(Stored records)
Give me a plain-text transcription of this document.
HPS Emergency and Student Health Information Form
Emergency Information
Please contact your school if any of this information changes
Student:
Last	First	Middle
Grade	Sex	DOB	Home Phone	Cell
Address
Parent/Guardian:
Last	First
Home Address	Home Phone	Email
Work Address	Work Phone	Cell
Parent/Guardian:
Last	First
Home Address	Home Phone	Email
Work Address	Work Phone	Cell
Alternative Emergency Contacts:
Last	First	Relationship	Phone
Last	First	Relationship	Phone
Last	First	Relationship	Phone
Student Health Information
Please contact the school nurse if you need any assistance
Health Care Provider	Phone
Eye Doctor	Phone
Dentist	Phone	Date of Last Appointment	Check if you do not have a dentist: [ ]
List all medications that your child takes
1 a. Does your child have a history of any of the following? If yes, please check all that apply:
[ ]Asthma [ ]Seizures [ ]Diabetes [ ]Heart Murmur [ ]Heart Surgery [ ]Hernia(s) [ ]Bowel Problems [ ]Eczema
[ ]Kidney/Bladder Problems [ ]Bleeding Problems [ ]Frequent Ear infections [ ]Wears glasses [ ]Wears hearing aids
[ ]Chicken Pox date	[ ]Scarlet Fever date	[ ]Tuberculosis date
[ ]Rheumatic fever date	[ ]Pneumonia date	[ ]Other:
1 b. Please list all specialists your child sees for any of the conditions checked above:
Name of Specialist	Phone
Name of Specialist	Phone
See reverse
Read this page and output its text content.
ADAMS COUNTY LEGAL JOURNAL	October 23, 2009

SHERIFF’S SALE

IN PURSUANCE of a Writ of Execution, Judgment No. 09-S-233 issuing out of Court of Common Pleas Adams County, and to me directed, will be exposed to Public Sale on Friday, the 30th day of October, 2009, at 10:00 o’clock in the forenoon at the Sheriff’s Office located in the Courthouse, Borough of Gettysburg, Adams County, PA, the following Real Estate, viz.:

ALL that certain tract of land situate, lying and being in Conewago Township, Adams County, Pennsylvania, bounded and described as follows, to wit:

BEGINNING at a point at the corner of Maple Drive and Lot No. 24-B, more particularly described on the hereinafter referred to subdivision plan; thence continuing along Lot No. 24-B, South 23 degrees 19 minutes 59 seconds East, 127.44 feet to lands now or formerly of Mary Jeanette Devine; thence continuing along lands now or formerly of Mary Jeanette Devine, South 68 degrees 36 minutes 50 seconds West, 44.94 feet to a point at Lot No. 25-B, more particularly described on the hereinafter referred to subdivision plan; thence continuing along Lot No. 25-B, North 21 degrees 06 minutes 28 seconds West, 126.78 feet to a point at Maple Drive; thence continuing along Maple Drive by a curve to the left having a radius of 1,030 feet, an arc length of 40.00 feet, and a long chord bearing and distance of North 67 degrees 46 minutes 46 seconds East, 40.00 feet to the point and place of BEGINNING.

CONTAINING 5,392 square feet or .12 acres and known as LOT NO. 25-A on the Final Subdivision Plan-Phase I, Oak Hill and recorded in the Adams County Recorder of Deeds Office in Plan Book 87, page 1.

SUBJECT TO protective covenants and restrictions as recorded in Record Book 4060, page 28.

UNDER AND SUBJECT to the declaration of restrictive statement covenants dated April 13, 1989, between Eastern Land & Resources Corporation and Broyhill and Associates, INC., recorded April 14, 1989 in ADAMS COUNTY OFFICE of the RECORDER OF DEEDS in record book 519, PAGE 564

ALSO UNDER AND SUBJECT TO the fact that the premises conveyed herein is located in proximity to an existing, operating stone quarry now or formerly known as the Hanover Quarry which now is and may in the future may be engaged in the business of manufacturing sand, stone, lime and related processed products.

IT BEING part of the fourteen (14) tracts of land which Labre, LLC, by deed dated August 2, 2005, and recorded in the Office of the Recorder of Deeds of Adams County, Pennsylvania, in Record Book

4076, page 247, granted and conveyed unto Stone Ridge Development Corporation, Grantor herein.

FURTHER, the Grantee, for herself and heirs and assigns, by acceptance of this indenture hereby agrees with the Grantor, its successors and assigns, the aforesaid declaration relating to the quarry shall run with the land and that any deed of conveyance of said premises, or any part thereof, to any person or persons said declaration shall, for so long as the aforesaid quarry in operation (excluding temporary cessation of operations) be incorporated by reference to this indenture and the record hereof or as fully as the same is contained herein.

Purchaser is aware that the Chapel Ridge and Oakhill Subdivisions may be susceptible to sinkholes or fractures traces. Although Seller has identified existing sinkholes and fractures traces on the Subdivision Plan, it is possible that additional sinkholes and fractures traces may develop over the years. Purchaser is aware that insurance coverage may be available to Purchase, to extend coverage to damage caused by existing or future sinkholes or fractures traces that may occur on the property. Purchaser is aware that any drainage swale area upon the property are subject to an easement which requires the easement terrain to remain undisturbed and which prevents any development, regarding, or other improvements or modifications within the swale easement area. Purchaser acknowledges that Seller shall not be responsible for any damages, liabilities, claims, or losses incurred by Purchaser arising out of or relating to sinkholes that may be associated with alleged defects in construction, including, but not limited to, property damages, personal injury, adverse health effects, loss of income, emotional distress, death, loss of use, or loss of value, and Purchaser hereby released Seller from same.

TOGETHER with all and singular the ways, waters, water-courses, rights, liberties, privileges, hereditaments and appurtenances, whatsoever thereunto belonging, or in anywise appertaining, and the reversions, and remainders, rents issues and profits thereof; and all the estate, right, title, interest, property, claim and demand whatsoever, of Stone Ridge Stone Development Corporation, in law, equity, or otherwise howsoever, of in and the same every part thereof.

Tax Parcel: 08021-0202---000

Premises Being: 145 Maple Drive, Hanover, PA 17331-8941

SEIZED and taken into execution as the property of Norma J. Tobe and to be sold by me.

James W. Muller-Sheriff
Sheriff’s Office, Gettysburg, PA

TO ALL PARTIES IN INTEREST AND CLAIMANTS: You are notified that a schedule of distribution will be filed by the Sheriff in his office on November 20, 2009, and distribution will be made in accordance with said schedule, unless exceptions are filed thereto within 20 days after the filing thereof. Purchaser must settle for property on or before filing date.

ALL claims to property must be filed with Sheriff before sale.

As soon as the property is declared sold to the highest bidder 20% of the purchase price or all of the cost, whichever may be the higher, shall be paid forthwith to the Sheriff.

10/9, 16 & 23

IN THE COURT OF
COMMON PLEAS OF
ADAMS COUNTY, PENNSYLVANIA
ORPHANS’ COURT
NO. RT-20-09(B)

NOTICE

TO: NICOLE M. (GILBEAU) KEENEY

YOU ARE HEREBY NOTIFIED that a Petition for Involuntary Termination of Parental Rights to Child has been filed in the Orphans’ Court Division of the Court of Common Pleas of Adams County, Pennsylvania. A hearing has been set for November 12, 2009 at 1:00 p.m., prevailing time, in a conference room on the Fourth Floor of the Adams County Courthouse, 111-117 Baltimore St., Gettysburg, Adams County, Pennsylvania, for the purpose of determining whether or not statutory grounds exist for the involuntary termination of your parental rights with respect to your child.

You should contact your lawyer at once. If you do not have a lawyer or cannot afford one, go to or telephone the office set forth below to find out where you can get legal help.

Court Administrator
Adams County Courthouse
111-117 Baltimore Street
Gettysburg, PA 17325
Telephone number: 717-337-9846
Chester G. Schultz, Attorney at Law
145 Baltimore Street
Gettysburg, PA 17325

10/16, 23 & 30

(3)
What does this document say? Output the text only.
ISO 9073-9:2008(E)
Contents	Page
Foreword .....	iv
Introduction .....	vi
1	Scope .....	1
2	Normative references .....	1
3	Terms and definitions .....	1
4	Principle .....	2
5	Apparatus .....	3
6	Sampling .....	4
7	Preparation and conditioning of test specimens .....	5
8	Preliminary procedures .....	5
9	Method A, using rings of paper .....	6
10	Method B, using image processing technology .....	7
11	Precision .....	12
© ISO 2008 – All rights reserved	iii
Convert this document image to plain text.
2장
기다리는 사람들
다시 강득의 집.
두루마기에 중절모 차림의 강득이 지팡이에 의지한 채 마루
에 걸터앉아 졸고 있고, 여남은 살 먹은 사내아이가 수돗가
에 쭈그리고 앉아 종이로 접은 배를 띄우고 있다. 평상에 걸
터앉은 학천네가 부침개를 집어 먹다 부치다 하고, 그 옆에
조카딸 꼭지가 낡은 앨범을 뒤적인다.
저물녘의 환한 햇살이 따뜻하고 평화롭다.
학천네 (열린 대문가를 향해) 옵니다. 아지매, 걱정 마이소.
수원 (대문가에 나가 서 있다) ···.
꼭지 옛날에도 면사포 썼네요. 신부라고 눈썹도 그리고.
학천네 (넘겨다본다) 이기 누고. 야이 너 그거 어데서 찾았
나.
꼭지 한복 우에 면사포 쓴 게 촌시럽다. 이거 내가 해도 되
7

> What needs to be done: Take every line that includes the string "existing" and copy it.

> Written response:
ALSO UNDER AND SUBJECT TO the fact that the premises conveyed herein is located in proximity to an existing, operating stone quarry now or formerly known as the Hanover Quarry which now is and may in the future may be engaged in the business of manufacturing sand, stone, lime and related processed products.
Purchaser is aware that the Chapel Ridge and Oakhill Subdivisions may be susceptible to sinkholes or fractures traces. Although Seller has identified existing sinkholes and fractures traces on the Subdivision Plan, it is possible that additional sinkholes and fractures traces may develop over the years. Purchaser is aware that insurance coverage may be available to Purchase, to extend coverage to damage caused by existing or future sinkholes or fractures traces that may occur on the property. Purchaser is aware that any drainage swale area upon the property are subject to an easement which requires the easement terrain to remain undisturbed and which prevents any development, regarding, or other improvements or modifications within the swale easement area. Purchaser acknowledges that Seller shall not be responsible for any damages, liabilities, claims, or losses incurred by Purchaser arising out of or relating to sinkholes that may be associated with alleged defects in construction, including, but not limited to, property damages, personal injury, adverse health effects, loss of income, emotional distress, death, loss of use, or loss of value, and Purchaser hereby released Seller from same.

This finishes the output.